## [Brief]
Pick out each line containing the string "color".

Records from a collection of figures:
------------

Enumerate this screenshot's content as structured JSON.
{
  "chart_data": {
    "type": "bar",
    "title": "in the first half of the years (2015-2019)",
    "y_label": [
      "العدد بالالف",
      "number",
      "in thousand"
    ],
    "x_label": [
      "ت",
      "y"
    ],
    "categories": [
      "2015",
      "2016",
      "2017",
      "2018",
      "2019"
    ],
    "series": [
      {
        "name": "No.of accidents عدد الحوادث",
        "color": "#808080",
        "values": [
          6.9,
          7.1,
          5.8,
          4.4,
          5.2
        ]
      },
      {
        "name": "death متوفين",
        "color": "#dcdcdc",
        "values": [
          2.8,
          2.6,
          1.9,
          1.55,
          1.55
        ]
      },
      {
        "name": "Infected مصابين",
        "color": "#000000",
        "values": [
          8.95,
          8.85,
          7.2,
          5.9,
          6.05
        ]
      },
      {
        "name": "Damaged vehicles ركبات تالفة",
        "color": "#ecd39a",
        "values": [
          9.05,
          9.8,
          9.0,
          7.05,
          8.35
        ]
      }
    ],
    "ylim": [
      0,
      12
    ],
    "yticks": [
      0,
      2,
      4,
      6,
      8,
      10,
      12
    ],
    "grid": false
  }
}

------------

## [Response to the exercise]
        "color": "#808080",
        "color": "#dcdcdc",
        "color": "#000000",
        "color": "#ecd39a",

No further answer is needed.